Data entries for graphics

####

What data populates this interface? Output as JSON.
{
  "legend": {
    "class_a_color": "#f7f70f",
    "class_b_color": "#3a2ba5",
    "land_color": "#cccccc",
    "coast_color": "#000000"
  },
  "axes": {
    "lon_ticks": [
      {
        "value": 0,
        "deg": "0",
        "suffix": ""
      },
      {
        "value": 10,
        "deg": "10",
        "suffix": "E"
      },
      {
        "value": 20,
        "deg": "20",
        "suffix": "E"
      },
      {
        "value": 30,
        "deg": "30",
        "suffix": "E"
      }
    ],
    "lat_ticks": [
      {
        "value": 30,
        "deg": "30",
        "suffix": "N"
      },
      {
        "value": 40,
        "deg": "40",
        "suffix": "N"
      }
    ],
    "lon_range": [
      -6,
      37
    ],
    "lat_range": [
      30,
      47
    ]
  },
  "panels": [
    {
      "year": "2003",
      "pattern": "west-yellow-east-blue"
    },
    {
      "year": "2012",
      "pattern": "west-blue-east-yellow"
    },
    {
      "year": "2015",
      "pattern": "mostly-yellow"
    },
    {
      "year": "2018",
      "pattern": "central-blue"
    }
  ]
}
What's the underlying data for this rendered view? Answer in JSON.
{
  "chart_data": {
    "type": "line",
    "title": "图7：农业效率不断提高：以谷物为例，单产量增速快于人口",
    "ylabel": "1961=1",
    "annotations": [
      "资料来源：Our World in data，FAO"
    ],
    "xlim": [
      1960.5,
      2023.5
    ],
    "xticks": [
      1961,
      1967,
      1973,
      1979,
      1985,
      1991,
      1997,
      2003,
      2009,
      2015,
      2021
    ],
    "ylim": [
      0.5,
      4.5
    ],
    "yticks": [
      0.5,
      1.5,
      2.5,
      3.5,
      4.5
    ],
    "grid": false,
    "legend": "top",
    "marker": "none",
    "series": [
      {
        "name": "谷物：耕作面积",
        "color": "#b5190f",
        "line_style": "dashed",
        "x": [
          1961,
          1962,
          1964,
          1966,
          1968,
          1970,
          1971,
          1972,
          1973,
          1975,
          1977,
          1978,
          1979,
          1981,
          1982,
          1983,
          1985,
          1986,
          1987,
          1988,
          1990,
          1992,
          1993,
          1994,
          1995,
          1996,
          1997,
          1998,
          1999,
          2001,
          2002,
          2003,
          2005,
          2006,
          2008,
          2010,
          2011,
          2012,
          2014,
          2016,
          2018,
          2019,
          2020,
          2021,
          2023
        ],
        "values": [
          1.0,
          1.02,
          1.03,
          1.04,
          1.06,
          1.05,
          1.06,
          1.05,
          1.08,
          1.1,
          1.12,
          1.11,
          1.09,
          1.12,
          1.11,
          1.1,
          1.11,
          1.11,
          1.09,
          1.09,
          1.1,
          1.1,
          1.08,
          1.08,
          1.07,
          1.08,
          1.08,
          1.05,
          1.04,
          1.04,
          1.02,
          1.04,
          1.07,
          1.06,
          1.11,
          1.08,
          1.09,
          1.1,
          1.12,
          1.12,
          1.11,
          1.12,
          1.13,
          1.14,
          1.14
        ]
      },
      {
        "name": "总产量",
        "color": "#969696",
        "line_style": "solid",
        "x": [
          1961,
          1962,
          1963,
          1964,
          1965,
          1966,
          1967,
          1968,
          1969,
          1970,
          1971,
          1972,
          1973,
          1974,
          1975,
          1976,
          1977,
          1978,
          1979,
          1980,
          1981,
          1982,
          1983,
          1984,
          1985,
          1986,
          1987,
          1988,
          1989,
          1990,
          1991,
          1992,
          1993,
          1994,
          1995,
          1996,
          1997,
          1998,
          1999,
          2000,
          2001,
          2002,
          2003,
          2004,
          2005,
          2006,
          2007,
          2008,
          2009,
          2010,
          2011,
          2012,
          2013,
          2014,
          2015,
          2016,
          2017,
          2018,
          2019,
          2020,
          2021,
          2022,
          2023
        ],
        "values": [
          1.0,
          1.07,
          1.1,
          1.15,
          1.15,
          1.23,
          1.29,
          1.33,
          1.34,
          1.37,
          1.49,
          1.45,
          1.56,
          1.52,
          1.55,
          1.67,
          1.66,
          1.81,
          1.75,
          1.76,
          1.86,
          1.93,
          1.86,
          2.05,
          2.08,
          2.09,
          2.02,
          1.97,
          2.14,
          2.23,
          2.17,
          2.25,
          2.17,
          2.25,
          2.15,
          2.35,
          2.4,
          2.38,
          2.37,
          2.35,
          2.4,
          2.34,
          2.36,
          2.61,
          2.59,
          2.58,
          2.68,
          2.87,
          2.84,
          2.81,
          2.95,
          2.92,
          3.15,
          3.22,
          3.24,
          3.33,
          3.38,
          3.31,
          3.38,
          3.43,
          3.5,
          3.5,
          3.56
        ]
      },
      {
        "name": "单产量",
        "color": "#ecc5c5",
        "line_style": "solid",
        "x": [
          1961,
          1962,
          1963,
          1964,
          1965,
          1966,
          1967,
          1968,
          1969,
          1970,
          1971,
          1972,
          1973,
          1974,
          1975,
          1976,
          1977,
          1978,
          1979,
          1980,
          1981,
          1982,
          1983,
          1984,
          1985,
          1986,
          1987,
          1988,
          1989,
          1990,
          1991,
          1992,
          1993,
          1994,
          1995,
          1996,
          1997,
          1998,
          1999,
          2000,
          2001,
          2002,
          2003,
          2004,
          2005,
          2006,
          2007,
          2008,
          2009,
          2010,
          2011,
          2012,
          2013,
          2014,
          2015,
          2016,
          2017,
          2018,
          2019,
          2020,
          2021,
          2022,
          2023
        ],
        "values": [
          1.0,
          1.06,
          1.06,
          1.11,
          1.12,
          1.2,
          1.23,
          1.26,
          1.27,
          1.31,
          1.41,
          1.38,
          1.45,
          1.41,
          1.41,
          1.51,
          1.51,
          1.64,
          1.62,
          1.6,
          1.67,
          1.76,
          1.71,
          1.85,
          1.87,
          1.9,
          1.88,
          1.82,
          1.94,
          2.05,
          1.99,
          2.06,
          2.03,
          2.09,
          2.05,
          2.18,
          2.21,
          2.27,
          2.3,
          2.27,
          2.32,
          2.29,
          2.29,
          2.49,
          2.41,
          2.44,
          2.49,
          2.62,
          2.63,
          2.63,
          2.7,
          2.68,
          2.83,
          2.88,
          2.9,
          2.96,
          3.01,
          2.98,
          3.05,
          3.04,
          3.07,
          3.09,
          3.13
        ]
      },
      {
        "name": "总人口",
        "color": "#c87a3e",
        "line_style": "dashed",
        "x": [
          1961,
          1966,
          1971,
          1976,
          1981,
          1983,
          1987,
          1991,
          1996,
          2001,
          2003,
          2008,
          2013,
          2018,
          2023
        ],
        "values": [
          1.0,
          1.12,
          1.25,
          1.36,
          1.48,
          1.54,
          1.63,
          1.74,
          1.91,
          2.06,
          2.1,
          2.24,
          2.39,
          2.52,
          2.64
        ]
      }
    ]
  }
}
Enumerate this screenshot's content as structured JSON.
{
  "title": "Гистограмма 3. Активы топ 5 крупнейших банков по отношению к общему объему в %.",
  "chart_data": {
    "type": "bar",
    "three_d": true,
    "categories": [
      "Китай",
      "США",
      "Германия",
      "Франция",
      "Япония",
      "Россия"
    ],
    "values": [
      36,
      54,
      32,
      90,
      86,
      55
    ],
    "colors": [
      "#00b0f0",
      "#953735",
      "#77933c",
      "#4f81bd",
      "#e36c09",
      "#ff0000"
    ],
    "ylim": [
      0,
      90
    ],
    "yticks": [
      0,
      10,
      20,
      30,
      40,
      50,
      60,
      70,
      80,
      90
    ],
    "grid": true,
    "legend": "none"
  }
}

####

Copy all of the data. Keep every word exactly as it is.

What data populates this interface? Output as JSON.
{
  "legend": {
    "class_a_color": "#f7f70f",
    "class_b_color": "#3a2ba5",
    "land_color": "#cccccc",
    "coast_color": "#000000"
  },
  "axes": {
    "lon_ticks": [
      {
        "value": 0,
        "deg": "0",
        "suffix": ""
      },
      {
        "value": 10,
        "deg": "10",
        "suffix": "E"
      },
      {
        "value": 20,
        "deg": "20",
        "suffix": "E"
      },
      {
        "value": 30,
        "deg": "30",
        "suffix": "E"
      }
    ],
    "lat_ticks": [
      {
        "value": 30,
        "deg": "30",
        "suffix": "N"
      },
      {
        "value": 40,
        "deg": "40",
        "suffix": "N"
      }
    ],
    "lon_range": [
      -6,
      37
    ],
    "lat_range": [
      30,
      47
    ]
  },
  "panels": [
    {
      "year": "2003",
      "pattern": "west-yellow-east-blue"
    },
    {
      "year": "2012",
      "pattern": "west-blue-east-yellow"
    },
    {
      "year": "2015",
      "pattern": "mostly-yellow"
    },
    {
      "year": "2018",
      "pattern": "central-blue"
    }
  ]
}
What's the underlying data for this rendered view? Answer in JSON.
{
  "chart_data": {
    "type": "line",
    "title": "图7：农业效率不断提高：以谷物为例，单产量增速快于人口",
    "ylabel": "1961=1",
    "annotations": [
      "资料来源：Our World in data，FAO"
    ],
    "xlim": [
      1960.5,
      2023.5
    ],
    "xticks": [
      1961,
      1967,
      1973,
      1979,
      1985,
      1991,
      1997,
      2003,
      2009,
      2015,
      2021
    ],
    "ylim": [
      0.5,
      4.5
    ],
    "yticks": [
      0.5,
      1.5,
      2.5,
      3.5,
      4.5
    ],
    "grid": false,
    "legend": "top",
    "marker": "none",
    "series": [
      {
        "name": "谷物：耕作面积",
        "color": "#b5190f",
        "line_style": "dashed",
        "x": [
          1961,
          1962,
          1964,
          1966,
          1968,
          1970,
          1971,
          1972,
          1973,
          1975,
          1977,
          1978,
          1979,
          1981,
          1982,
          1983,
          1985,
          1986,
          1987,
          1988,
          1990,
          1992,
          1993,
          1994,
          1995,
          1996,
          1997,
          1998,
          1999,
          2001,
          2002,
          2003,
          2005,
          2006,
          2008,
          2010,
          2011,
          2012,
          2014,
          2016,
          2018,
          2019,
          2020,
          2021,
          2023
        ],
        "values": [
          1.0,
          1.02,
          1.03,
          1.04,
          1.06,
          1.05,
          1.06,
          1.05,
          1.08,
          1.1,
          1.12,
          1.11,
          1.09,
          1.12,
          1.11,
          1.1,
          1.11,
          1.11,
          1.09,
          1.09,
          1.1,
          1.1,
          1.08,
          1.08,
          1.07,
          1.08,
          1.08,
          1.05,
          1.04,
          1.04,
          1.02,
          1.04,
          1.07,
          1.06,
          1.11,
          1.08,
          1.09,
          1.1,
          1.12,
          1.12,
          1.11,
          1.12,
          1.13,
          1.14,
          1.14
        ]
      },
      {
        "name": "总产量",
        "color": "#969696",
        "line_style": "solid",
        "x": [
          1961,
          1962,
          1963,
          1964,
          1965,
          1966,
          1967,
          1968,
          1969,
          1970,
          1971,
          1972,
          1973,
          1974,
          1975,
          1976,
          1977,
          1978,
          1979,
          1980,
          1981,
          1982,
          1983,
          1984,
          1985,
          1986,
          1987,
          1988,
          1989,
          1990,
          1991,
          1992,
          1993,
          1994,
          1995,
          1996,
          1997,
          1998,
          1999,
          2000,
          2001,
          2002,
          2003,
          2004,
          2005,
          2006,
          2007,
          2008,
          2009,
          2010,
          2011,
          2012,
          2013,
          2014,
          2015,
          2016,
          2017,
          2018,
          2019,
          2020,
          2021,
          2022,
          2023
        ],
        "values": [
          1.0,
          1.07,
          1.1,
          1.15,
          1.15,
          1.23,
          1.29,
          1.33,
          1.34,
          1.37,
          1.49,
          1.45,
          1.56,
          1.52,
          1.55,
          1.67,
          1.66,
          1.81,
          1.75,
          1.76,
          1.86,
          1.93,
          1.86,
          2.05,
          2.08,
          2.09,
          2.02,
          1.97,
          2.14,
          2.23,
          2.17,
          2.25,
          2.17,
          2.25,
          2.15,
          2.35,
          2.4,
          2.38,
          2.37,
          2.35,
          2.4,
          2.34,
          2.36,
          2.61,
          2.59,
          2.58,
          2.68,
          2.87,
          2.84,
          2.81,
          2.95,
          2.92,
          3.15,
          3.22,
          3.24,
          3.33,
          3.38,
          3.31,
          3.38,
          3.43,
          3.5,
          3.5,
          3.56
        ]
      },
      {
        "name": "单产量",
        "color": "#ecc5c5",
        "line_style": "solid",
        "x": [
          1961,
          1962,
          1963,
          1964,
          1965,
          1966,
          1967,
          1968,
          1969,
          1970,
          1971,
          1972,
          1973,
          1974,
          1975,
          1976,
          1977,
          1978,
          1979,
          1980,
          1981,
          1982,
          1983,
          1984,
          1985,
          1986,
          1987,
          1988,
          1989,
          1990,
          1991,
          1992,
          1993,
          1994,
          1995,
          1996,
          1997,
          1998,
          1999,
          2000,
          2001,
          2002,
          2003,
          2004,
          2005,
          2006,
          2007,
          2008,
          2009,
          2010,
          2011,
          2012,
          2013,
          2014,
          2015,
          2016,
          2017,
          2018,
          2019,
          2020,
          2021,
          2022,
          2023
        ],
        "values": [
          1.0,
          1.06,
          1.06,
          1.11,
          1.12,
          1.2,
          1.23,
          1.26,
          1.27,
          1.31,
          1.41,
          1.38,
          1.45,
          1.41,
          1.41,
          1.51,
          1.51,
          1.64,
          1.62,
          1.6,
          1.67,
          1.76,
          1.71,
          1.85,
          1.87,
          1.9,
          1.88,
          1.82,
          1.94,
          2.05,
          1.99,
          2.06,
          2.03,
          2.09,
          2.05,
          2.18,
          2.21,
          2.27,
          2.3,
          2.27,
          2.32,
          2.29,
          2.29,
          2.49,
          2.41,
          2.44,
          2.49,
          2.62,
          2.63,
          2.63,
          2.7,
          2.68,
          2.83,
          2.88,
          2.9,
          2.96,
          3.01,
          2.98,
          3.05,
          3.04,
          3.07,
          3.09,
          3.13
        ]
      },
      {
        "name": "总人口",
        "color": "#c87a3e",
        "line_style": "dashed",
        "x": [
          1961,
          1966,
          1971,
          1976,
          1981,
          1983,
          1987,
          1991,
          1996,
          2001,
          2003,
          2008,
          2013,
          2018,
          2023
        ],
        "values": [
          1.0,
          1.12,
          1.25,
          1.36,
          1.48,
          1.54,
          1.63,
          1.74,
          1.91,
          2.06,
          2.1,
          2.24,
          2.39,
          2.52,
          2.64
        ]
      }
    ]
  }
}
Enumerate this screenshot's content as structured JSON.
{
  "title": "Гистограмма 3. Активы топ 5 крупнейших банков по отношению к общему объему в %.",
  "chart_data": {
    "type": "bar",
    "three_d": true,
    "categories": [
      "Китай",
      "США",
      "Германия",
      "Франция",
      "Япония",
      "Россия"
    ],
    "values": [
      36,
      54,
      32,
      90,
      86,
      55
    ],
    "colors": [
      "#00b0f0",
      "#953735",
      "#77933c",
      "#4f81bd",
      "#e36c09",
      "#ff0000"
    ],
    "ylim": [
      0,
      90
    ],
    "yticks": [
      0,
      10,
      20,
      30,
      40,
      50,
      60,
      70,
      80,
      90
    ],
    "grid": true,
    "legend": "none"
  }
}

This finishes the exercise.